• PROBLEM DESCRIPTION
Could you write out the records below exactly as they appear, leaving out any pictures?

• RECORDS PROVIDED
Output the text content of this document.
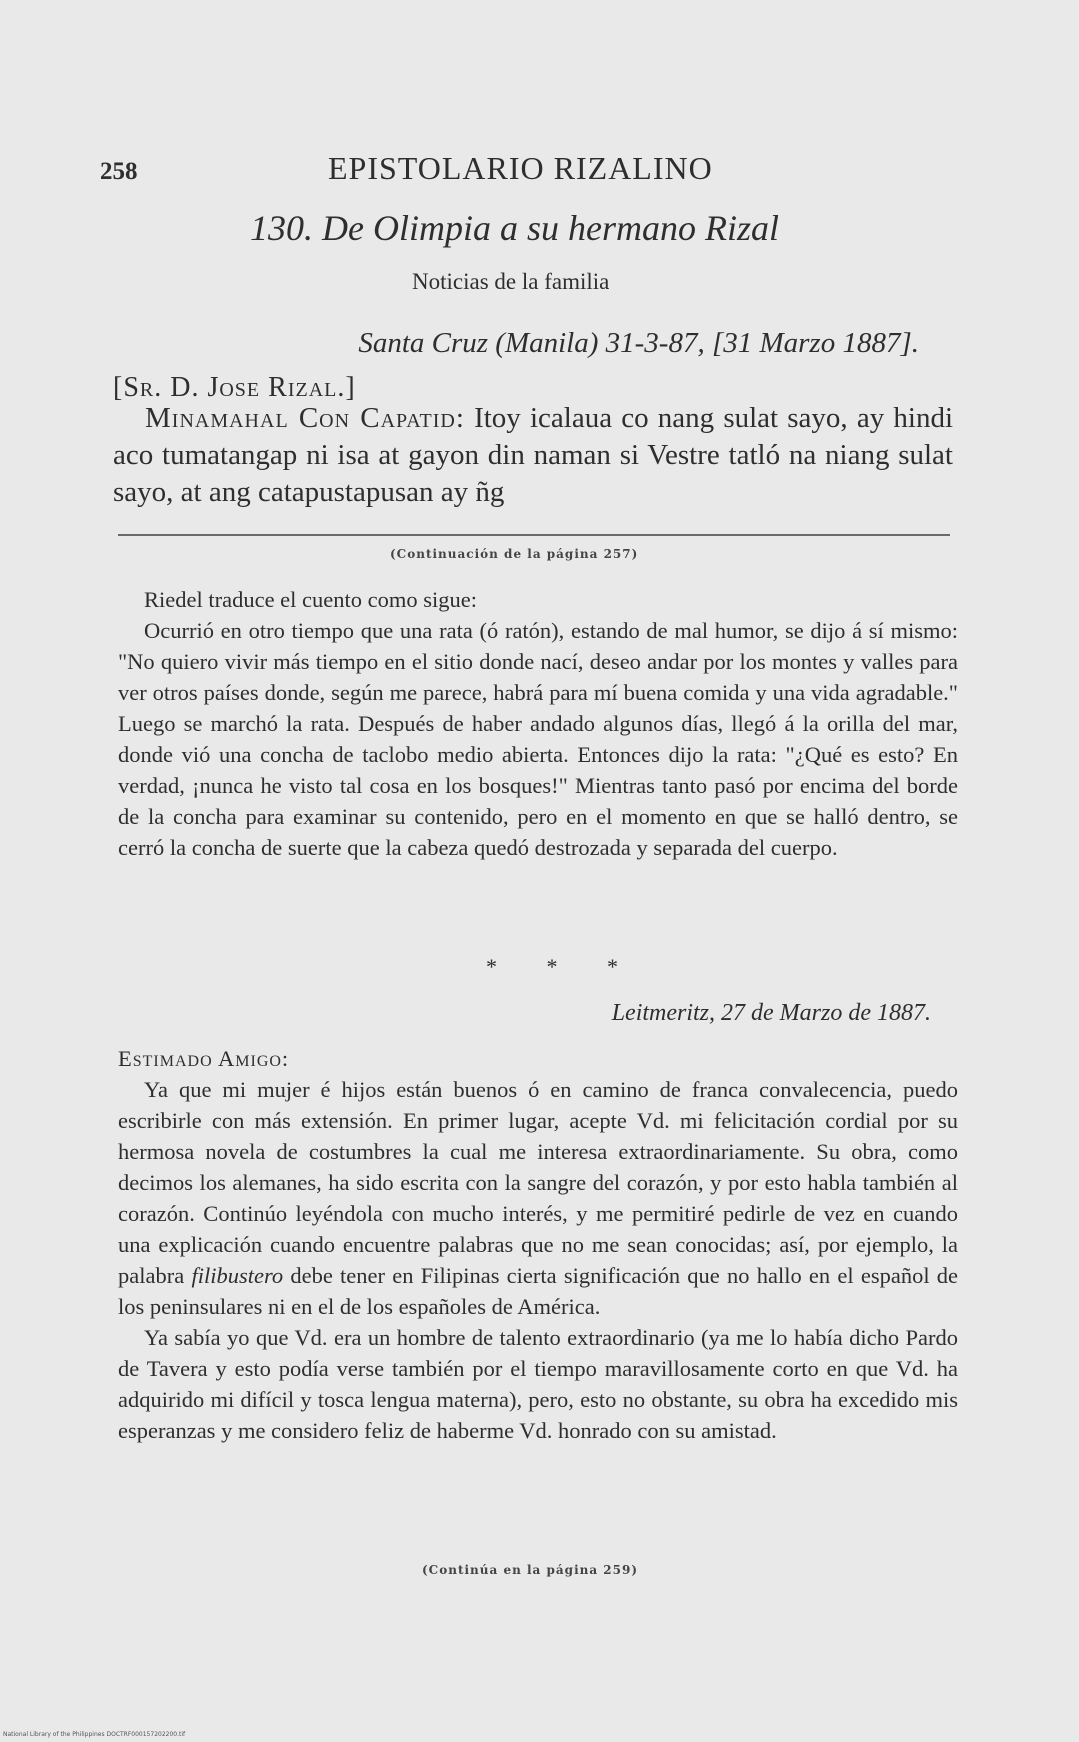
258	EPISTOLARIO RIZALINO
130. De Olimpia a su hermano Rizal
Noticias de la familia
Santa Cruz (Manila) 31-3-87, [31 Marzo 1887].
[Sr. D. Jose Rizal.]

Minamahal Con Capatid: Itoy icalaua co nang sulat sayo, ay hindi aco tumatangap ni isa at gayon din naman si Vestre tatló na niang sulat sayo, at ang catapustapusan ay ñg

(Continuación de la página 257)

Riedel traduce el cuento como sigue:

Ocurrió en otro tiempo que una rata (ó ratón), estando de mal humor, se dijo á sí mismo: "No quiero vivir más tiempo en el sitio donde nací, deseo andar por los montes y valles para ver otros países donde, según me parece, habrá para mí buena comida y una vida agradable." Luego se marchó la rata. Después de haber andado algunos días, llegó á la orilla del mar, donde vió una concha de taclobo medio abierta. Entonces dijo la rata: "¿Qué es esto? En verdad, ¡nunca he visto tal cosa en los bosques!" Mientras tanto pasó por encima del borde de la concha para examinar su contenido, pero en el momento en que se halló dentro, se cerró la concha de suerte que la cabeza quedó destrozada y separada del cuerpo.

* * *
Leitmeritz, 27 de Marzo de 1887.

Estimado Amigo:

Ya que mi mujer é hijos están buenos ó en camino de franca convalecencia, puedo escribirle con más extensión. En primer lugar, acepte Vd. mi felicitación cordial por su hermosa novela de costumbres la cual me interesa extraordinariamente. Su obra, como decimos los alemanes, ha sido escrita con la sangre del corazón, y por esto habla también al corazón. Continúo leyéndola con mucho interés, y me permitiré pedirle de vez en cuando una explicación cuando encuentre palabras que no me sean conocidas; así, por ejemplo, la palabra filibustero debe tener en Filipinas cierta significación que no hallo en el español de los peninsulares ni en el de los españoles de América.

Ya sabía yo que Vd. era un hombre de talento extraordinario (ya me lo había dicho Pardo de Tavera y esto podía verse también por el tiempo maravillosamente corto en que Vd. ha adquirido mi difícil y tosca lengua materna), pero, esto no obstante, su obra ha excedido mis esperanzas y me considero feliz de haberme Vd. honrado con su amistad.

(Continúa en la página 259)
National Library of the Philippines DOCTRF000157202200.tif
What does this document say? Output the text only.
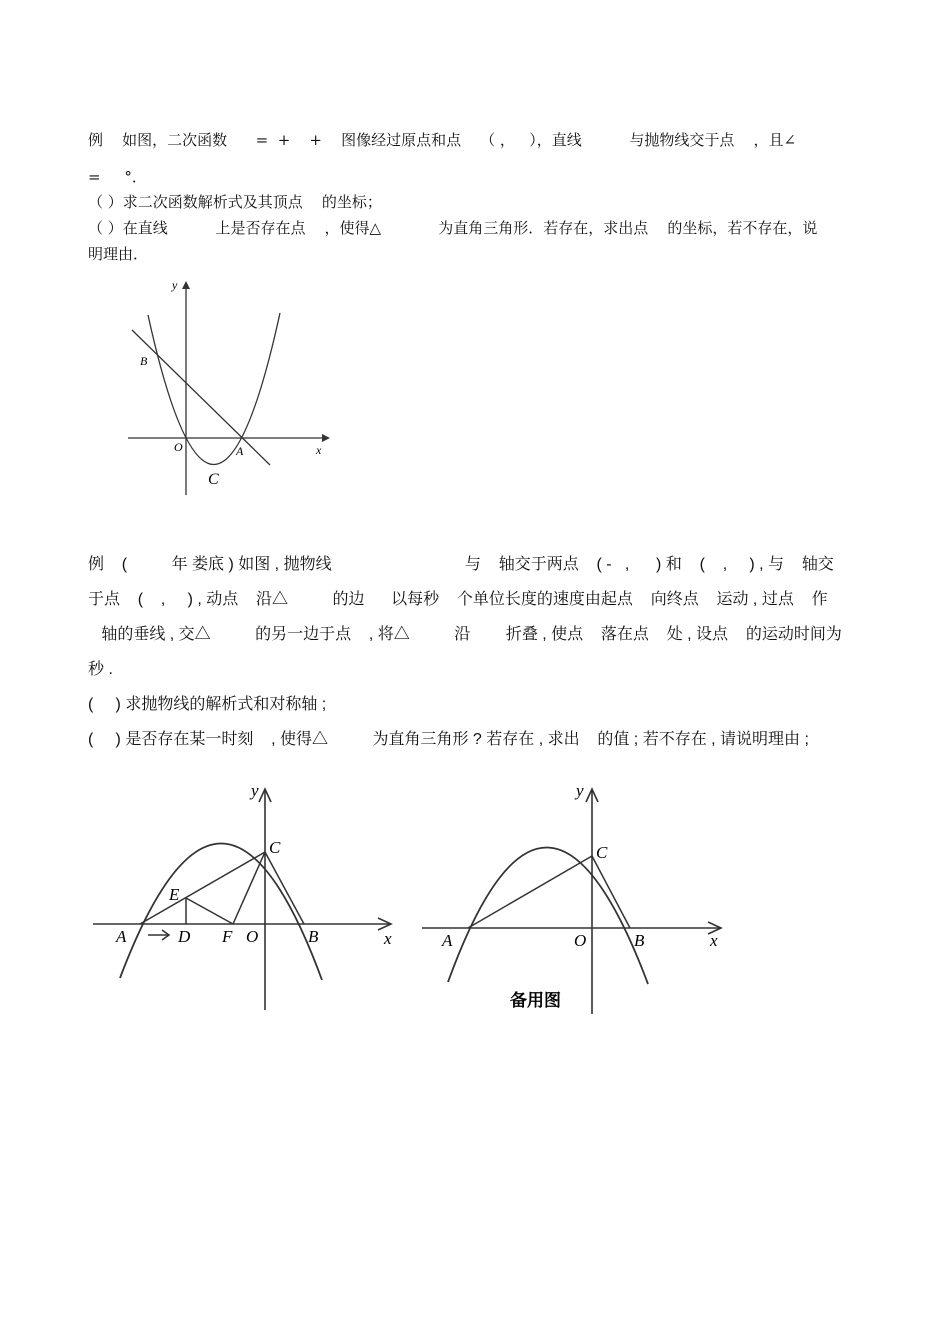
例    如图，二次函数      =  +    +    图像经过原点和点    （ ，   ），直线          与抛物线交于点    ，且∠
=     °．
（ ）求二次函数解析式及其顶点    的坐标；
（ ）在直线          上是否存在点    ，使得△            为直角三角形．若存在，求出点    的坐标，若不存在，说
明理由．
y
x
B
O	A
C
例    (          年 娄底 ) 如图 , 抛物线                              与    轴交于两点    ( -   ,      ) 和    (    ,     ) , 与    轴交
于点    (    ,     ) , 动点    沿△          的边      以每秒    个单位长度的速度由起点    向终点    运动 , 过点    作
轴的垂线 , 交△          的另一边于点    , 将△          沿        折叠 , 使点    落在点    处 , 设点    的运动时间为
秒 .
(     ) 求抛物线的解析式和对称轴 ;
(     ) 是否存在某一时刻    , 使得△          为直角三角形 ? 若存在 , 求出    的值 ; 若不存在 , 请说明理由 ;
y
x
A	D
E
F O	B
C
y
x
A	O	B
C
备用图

• REPLY
Output the text content of this document.
258	EPISTOLARIO RIZALINO
130. De Olimpia a su hermano Rizal
Noticias de la familia
Santa Cruz (Manila) 31-3-87, [31 Marzo 1887].
[Sr. D. Jose Rizal.]

Minamahal Con Capatid: Itoy icalaua co nang sulat sayo, ay hindi aco tumatangap ni isa at gayon din naman si Vestre tatló na niang sulat sayo, at ang catapustapusan ay ñg

(Continuación de la página 257)

Riedel traduce el cuento como sigue:

Ocurrió en otro tiempo que una rata (ó ratón), estando de mal humor, se dijo á sí mismo: "No quiero vivir más tiempo en el sitio donde nací, deseo andar por los montes y valles para ver otros países donde, según me parece, habrá para mí buena comida y una vida agradable." Luego se marchó la rata. Después de haber andado algunos días, llegó á la orilla del mar, donde vió una concha de taclobo medio abierta. Entonces dijo la rata: "¿Qué es esto? En verdad, ¡nunca he visto tal cosa en los bosques!" Mientras tanto pasó por encima del borde de la concha para examinar su contenido, pero en el momento en que se halló dentro, se cerró la concha de suerte que la cabeza quedó destrozada y separada del cuerpo.

* * *
Leitmeritz, 27 de Marzo de 1887.

Estimado Amigo:

Ya que mi mujer é hijos están buenos ó en camino de franca convalecencia, puedo escribirle con más extensión. En primer lugar, acepte Vd. mi felicitación cordial por su hermosa novela de costumbres la cual me interesa extraordinariamente. Su obra, como decimos los alemanes, ha sido escrita con la sangre del corazón, y por esto habla también al corazón. Continúo leyéndola con mucho interés, y me permitiré pedirle de vez en cuando una explicación cuando encuentre palabras que no me sean conocidas; así, por ejemplo, la palabra filibustero debe tener en Filipinas cierta significación que no hallo en el español de los peninsulares ni en el de los españoles de América.

Ya sabía yo que Vd. era un hombre de talento extraordinario (ya me lo había dicho Pardo de Tavera y esto podía verse también por el tiempo maravillosamente corto en que Vd. ha adquirido mi difícil y tosca lengua materna), pero, esto no obstante, su obra ha excedido mis esperanzas y me considero feliz de haberme Vd. honrado con su amistad.

(Continúa en la página 259)
National Library of the Philippines DOCTRF000157202200.tif
What does this document say? Output the text only.
例    如图，二次函数      =  +    +    图像经过原点和点    （ ，   ），直线          与抛物线交于点    ，且∠
=     °．
（ ）求二次函数解析式及其顶点    的坐标；
（ ）在直线          上是否存在点    ，使得△            为直角三角形．若存在，求出点    的坐标，若不存在，说
明理由．
y
x
B
O	A
C
例    (          年 娄底 ) 如图 , 抛物线                              与    轴交于两点    ( -   ,      ) 和    (    ,     ) , 与    轴交
于点    (    ,     ) , 动点    沿△          的边      以每秒    个单位长度的速度由起点    向终点    运动 , 过点    作
轴的垂线 , 交△          的另一边于点    , 将△          沿        折叠 , 使点    落在点    处 , 设点    的运动时间为
秒 .
(     ) 求抛物线的解析式和对称轴 ;
(     ) 是否存在某一时刻    , 使得△          为直角三角形 ? 若存在 , 求出    的值 ; 若不存在 , 请说明理由 ;
y
x
A	D
E
F O	B
C
y
x
A	O	B
C
备用图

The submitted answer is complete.